Required work> Output all of the entries below precisely as written.

Dataset records>
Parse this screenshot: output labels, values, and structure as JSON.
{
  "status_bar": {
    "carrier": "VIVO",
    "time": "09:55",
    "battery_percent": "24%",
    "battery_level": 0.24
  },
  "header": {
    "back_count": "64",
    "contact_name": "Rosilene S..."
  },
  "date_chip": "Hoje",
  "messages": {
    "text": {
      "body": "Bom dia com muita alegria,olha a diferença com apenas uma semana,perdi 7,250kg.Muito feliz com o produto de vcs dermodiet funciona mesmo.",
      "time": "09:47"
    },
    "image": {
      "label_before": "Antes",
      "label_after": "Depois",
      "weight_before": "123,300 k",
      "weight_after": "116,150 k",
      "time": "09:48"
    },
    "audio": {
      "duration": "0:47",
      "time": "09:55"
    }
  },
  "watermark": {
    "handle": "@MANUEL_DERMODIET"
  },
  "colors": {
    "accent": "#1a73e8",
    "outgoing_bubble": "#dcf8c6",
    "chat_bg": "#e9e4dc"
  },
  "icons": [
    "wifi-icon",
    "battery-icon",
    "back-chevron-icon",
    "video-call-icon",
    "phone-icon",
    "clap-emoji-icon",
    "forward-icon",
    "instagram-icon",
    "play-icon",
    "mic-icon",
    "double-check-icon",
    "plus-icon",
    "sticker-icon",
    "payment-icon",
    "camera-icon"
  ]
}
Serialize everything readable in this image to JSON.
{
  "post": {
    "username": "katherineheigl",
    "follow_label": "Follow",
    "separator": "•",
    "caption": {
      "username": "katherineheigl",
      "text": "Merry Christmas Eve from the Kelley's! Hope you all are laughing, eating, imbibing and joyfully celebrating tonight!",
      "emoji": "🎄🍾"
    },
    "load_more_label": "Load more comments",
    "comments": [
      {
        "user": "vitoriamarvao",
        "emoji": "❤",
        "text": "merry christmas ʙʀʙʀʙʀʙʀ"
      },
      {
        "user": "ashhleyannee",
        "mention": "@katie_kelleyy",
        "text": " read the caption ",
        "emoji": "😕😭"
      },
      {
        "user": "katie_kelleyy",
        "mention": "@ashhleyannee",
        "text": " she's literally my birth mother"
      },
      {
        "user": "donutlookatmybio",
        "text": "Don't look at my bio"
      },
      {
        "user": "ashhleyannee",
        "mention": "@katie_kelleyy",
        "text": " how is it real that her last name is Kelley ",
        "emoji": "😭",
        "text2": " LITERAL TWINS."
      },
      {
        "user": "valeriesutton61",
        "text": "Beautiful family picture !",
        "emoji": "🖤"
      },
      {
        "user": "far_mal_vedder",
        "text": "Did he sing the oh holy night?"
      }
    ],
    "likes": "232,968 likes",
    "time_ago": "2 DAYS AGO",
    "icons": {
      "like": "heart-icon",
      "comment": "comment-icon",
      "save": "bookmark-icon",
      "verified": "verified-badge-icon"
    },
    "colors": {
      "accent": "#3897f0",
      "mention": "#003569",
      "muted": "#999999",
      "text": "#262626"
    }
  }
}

Exercise output>
Parse this screenshot: output labels, values, and structure as JSON.
{
  "status_bar": {
    "carrier": "VIVO",
    "time": "09:55",
    "battery_percent": "24%",
    "battery_level": 0.24
  },
  "header": {
    "back_count": "64",
    "contact_name": "Rosilene S..."
  },
  "date_chip": "Hoje",
  "messages": {
    "text": {
      "body": "Bom dia com muita alegria,olha a diferença com apenas uma semana,perdi 7,250kg.Muito feliz com o produto de vcs dermodiet funciona mesmo.",
      "time": "09:47"
    },
    "image": {
      "label_before": "Antes",
      "label_after": "Depois",
      "weight_before": "123,300 k",
      "weight_after": "116,150 k",
      "time": "09:48"
    },
    "audio": {
      "duration": "0:47",
      "time": "09:55"
    }
  },
  "watermark": {
    "handle": "@MANUEL_DERMODIET"
  },
  "colors": {
    "accent": "#1a73e8",
    "outgoing_bubble": "#dcf8c6",
    "chat_bg": "#e9e4dc"
  },
  "icons": [
    "wifi-icon",
    "battery-icon",
    "back-chevron-icon",
    "video-call-icon",
    "phone-icon",
    "clap-emoji-icon",
    "forward-icon",
    "instagram-icon",
    "play-icon",
    "mic-icon",
    "double-check-icon",
    "plus-icon",
    "sticker-icon",
    "payment-icon",
    "camera-icon"
  ]
}
Serialize everything readable in this image to JSON.
{
  "post": {
    "username": "katherineheigl",
    "follow_label": "Follow",
    "separator": "•",
    "caption": {
      "username": "katherineheigl",
      "text": "Merry Christmas Eve from the Kelley's! Hope you all are laughing, eating, imbibing and joyfully celebrating tonight!",
      "emoji": "🎄🍾"
    },
    "load_more_label": "Load more comments",
    "comments": [
      {
        "user": "vitoriamarvao",
        "emoji": "❤",
        "text": "merry christmas ʙʀʙʀʙʀʙʀ"
      },
      {
        "user": "ashhleyannee",
        "mention": "@katie_kelleyy",
        "text": " read the caption ",
        "emoji": "😕😭"
      },
      {
        "user": "katie_kelleyy",
        "mention": "@ashhleyannee",
        "text": " she's literally my birth mother"
      },
      {
        "user": "donutlookatmybio",
        "text": "Don't look at my bio"
      },
      {
        "user": "ashhleyannee",
        "mention": "@katie_kelleyy",
        "text": " how is it real that her last name is Kelley ",
        "emoji": "😭",
        "text2": " LITERAL TWINS."
      },
      {
        "user": "valeriesutton61",
        "text": "Beautiful family picture !",
        "emoji": "🖤"
      },
      {
        "user": "far_mal_vedder",
        "text": "Did he sing the oh holy night?"
      }
    ],
    "likes": "232,968 likes",
    "time_ago": "2 DAYS AGO",
    "icons": {
      "like": "heart-icon",
      "comment": "comment-icon",
      "save": "bookmark-icon",
      "verified": "verified-badge-icon"
    },
    "colors": {
      "accent": "#3897f0",
      "mention": "#003569",
      "muted": "#999999",
      "text": "#262626"
    }
  }
}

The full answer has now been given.